| Job |
Copy all lines below containing "Benefits".

| Supplied material |
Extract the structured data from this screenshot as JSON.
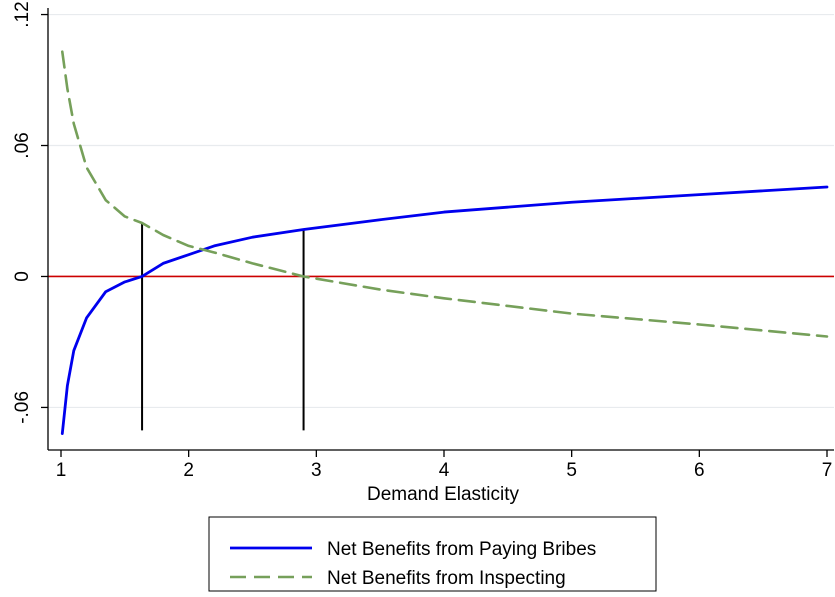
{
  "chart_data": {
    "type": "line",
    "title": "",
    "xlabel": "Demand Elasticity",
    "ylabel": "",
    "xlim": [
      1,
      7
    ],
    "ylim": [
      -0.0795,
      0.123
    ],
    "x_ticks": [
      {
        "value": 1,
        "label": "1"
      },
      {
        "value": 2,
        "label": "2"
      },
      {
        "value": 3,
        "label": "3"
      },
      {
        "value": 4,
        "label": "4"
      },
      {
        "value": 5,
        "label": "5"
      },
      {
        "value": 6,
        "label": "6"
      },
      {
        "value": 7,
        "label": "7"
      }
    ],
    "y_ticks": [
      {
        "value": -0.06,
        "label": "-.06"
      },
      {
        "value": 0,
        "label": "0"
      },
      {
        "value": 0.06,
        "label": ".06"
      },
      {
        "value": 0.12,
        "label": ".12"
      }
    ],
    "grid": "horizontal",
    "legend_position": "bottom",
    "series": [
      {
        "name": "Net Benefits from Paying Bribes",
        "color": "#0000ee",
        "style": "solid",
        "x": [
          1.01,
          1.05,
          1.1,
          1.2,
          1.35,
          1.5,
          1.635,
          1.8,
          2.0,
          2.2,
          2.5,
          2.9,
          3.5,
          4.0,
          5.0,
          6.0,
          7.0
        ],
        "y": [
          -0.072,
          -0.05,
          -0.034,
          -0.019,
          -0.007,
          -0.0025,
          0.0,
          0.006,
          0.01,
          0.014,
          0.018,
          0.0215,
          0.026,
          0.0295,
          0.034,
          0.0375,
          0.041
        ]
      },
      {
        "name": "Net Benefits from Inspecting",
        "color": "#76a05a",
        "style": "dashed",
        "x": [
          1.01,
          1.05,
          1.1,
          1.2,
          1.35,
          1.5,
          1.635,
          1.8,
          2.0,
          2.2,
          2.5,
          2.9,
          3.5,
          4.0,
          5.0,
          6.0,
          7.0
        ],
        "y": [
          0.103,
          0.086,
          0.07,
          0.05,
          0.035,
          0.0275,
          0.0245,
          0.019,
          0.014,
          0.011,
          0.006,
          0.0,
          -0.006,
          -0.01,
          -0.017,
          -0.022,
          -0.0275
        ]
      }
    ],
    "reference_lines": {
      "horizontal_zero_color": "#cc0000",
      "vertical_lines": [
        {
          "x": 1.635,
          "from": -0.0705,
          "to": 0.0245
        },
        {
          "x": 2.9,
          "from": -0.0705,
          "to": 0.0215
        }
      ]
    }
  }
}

| Result of this task |
        "name": "Net Benefits from Paying Bribes",
        "name": "Net Benefits from Inspecting",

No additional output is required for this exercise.